(Dataset listings of figures)
** Start **
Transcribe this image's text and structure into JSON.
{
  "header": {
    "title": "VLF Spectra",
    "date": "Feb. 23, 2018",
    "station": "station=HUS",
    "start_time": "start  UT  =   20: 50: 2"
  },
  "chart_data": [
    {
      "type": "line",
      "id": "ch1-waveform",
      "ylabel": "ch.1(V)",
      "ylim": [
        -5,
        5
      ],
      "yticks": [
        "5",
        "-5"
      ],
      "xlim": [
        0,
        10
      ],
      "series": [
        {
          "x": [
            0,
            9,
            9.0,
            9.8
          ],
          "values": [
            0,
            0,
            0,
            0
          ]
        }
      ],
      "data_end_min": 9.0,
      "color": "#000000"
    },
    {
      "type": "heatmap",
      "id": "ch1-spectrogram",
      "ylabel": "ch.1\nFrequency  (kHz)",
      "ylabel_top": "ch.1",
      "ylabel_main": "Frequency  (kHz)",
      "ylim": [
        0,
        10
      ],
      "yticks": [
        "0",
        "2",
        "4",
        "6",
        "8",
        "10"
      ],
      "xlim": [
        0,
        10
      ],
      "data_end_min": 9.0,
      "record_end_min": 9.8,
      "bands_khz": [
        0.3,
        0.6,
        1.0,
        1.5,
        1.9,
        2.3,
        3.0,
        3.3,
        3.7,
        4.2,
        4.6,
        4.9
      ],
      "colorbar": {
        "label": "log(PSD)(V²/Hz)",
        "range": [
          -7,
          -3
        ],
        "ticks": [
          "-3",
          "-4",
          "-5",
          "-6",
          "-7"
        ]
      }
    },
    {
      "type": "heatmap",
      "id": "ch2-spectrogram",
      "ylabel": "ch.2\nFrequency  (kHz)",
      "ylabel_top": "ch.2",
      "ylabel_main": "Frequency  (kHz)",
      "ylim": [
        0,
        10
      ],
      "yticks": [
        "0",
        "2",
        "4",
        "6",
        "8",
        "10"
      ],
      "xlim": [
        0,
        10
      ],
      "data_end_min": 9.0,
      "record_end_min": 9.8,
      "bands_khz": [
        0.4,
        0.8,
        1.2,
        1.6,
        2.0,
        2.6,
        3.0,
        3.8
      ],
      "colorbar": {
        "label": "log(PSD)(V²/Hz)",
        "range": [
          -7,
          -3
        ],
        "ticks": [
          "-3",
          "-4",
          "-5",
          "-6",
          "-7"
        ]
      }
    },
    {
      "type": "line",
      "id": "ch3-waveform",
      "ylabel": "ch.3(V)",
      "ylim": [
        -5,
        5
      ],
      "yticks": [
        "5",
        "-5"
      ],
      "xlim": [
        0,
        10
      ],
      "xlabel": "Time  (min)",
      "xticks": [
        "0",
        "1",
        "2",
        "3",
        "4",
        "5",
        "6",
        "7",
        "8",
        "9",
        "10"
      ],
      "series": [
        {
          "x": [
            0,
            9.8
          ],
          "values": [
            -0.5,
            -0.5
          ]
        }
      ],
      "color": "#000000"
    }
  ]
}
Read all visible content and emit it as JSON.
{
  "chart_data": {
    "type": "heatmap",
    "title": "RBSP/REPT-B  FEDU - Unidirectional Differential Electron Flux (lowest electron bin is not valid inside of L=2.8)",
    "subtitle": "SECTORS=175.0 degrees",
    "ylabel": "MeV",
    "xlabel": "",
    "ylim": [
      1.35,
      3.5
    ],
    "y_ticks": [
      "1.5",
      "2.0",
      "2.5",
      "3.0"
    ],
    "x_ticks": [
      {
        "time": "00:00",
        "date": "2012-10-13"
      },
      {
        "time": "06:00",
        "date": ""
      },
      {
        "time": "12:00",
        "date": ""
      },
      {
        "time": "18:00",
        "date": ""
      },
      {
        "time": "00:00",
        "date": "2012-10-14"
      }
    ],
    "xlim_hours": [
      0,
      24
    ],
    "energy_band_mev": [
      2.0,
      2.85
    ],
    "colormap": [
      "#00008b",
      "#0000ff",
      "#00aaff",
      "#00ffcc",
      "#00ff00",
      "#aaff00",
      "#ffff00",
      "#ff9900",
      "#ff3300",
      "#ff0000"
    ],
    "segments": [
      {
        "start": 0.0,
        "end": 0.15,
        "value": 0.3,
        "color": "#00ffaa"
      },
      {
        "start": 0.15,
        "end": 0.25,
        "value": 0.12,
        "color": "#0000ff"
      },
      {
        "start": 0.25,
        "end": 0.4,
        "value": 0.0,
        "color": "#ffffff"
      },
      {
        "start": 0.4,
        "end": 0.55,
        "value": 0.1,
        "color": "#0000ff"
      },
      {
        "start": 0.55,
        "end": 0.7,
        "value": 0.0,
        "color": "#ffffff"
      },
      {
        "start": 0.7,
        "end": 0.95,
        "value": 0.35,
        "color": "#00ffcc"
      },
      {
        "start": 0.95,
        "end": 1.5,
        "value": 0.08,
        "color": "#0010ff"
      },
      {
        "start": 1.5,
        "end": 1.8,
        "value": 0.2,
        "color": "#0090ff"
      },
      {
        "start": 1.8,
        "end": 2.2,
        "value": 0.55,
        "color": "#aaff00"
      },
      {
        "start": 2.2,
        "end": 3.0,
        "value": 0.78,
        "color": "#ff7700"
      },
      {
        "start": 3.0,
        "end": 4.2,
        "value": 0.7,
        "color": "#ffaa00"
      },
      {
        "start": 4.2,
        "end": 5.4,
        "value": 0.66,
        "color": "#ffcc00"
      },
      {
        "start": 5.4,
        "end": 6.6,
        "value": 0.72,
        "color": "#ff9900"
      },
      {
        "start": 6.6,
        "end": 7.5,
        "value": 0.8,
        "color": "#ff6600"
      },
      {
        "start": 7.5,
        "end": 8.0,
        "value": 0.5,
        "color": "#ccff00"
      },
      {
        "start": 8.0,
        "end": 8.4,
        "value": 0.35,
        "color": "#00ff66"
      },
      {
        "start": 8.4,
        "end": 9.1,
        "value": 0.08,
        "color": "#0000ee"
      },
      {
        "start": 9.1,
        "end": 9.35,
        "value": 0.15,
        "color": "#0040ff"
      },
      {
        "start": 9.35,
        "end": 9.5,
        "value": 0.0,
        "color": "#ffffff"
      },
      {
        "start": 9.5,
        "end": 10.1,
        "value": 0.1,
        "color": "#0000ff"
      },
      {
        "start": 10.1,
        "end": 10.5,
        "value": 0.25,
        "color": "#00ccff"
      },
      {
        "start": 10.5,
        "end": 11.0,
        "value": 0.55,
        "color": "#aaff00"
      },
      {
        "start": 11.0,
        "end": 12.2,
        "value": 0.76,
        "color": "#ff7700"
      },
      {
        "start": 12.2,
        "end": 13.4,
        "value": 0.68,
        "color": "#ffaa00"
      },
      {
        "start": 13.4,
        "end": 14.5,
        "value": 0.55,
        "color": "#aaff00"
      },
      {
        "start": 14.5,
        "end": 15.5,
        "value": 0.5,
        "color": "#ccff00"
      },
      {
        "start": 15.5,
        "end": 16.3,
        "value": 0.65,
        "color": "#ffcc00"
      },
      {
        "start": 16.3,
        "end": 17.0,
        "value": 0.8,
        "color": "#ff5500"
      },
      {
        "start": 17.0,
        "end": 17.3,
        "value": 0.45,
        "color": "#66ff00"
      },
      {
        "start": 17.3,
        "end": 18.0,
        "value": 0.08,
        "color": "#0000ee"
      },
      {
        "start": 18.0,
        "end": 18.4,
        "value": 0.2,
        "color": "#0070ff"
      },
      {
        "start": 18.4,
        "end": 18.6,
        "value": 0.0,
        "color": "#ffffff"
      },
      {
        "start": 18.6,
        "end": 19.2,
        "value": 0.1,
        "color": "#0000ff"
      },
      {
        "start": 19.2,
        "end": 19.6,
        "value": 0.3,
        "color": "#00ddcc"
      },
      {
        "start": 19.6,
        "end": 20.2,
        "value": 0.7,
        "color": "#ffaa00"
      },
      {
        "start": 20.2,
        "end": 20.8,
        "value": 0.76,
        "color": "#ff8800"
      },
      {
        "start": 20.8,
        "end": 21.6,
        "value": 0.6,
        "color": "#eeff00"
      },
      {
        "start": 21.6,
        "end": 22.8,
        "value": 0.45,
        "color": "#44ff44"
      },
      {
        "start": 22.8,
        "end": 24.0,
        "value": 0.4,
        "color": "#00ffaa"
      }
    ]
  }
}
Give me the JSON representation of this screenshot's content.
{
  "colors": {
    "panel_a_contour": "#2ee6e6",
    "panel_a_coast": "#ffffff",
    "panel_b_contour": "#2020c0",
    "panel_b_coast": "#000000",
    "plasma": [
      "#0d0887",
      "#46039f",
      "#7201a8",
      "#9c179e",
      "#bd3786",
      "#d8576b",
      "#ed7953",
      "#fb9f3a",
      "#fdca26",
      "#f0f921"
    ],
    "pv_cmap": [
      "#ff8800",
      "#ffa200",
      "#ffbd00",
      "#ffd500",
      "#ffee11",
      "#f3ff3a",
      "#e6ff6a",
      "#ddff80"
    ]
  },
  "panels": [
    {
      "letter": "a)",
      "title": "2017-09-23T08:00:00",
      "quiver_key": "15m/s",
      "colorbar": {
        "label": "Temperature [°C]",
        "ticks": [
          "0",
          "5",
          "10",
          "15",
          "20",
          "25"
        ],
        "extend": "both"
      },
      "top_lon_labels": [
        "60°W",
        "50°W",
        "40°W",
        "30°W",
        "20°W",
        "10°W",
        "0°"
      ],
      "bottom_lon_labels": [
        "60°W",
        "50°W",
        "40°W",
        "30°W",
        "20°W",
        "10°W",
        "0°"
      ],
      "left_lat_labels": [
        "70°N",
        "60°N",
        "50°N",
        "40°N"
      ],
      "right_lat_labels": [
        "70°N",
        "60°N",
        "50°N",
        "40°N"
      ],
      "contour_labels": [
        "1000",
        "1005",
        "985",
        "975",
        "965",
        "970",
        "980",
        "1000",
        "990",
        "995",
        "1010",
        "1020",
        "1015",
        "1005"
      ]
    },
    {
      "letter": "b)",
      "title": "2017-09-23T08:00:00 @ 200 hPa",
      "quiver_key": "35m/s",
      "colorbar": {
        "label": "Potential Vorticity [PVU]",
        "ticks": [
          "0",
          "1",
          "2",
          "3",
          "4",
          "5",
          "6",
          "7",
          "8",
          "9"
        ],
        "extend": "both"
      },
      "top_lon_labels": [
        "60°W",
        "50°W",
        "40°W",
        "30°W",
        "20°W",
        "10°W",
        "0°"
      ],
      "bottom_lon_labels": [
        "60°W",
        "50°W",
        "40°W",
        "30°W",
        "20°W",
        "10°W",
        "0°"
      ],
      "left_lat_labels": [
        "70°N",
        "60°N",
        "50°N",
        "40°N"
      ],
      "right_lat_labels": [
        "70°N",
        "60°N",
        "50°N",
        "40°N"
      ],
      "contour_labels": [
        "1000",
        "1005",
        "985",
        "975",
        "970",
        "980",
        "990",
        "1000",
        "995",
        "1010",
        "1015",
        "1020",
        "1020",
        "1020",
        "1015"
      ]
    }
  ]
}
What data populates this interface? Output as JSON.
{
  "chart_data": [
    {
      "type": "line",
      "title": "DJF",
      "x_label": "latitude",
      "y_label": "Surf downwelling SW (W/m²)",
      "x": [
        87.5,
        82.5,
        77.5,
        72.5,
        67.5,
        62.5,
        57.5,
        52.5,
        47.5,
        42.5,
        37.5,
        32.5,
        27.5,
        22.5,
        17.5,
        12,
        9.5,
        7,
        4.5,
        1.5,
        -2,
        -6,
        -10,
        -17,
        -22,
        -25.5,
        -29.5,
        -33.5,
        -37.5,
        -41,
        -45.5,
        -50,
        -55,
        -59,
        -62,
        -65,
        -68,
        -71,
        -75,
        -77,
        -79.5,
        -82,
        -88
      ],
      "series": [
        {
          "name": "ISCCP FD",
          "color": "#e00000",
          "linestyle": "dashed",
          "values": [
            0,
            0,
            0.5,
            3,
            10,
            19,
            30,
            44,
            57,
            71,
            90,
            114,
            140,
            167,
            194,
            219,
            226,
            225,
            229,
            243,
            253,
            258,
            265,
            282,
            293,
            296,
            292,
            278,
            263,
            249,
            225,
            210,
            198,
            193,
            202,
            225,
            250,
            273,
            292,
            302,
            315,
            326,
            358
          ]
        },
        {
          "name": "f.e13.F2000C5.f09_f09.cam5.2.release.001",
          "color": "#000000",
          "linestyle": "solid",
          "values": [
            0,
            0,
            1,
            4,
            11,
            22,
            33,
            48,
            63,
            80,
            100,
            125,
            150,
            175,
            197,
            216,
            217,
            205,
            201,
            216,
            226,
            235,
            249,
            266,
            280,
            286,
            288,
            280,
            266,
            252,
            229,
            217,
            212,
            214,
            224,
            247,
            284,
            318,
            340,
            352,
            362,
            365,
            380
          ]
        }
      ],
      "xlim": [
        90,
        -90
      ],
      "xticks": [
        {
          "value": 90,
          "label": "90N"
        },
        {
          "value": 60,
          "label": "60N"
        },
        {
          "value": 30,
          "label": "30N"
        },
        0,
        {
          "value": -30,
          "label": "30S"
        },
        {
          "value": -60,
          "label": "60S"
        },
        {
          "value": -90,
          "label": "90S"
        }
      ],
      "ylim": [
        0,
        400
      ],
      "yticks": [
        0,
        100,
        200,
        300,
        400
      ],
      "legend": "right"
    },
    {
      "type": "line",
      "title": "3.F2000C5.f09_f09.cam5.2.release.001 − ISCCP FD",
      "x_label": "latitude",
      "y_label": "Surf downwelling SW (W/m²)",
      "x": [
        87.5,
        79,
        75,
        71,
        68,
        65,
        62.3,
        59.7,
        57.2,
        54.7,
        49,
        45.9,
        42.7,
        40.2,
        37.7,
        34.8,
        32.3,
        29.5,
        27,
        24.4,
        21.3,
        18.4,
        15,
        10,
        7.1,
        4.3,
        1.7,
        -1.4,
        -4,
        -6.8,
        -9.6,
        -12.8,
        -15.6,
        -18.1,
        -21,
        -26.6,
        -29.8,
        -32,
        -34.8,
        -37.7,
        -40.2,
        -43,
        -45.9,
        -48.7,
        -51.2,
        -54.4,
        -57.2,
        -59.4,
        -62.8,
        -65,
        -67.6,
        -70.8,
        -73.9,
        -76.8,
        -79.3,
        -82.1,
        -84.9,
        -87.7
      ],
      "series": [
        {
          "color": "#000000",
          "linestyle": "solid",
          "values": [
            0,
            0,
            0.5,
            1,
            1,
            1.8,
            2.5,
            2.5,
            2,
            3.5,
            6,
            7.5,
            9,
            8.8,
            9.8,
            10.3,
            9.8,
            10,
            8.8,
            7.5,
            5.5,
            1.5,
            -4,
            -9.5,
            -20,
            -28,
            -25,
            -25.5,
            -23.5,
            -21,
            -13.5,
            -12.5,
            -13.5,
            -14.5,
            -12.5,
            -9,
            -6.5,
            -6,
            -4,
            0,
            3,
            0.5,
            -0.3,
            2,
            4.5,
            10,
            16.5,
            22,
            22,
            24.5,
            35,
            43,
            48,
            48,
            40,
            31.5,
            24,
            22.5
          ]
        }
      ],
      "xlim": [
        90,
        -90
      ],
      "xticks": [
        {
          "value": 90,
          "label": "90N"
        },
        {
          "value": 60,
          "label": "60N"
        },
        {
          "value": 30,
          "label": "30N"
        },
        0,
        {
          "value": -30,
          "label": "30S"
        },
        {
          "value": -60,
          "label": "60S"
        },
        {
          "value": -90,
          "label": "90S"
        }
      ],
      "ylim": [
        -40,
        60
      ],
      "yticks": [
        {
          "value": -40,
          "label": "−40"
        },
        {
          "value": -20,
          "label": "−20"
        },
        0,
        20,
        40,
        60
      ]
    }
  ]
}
** End **
● Problem statement:
Copy every line in the listing above where the string "ISCCP" turns up.

● Solution below:
          "name": "ISCCP FD",
      "title": "3.F2000C5.f09_f09.cam5.2.release.001 − ISCCP FD",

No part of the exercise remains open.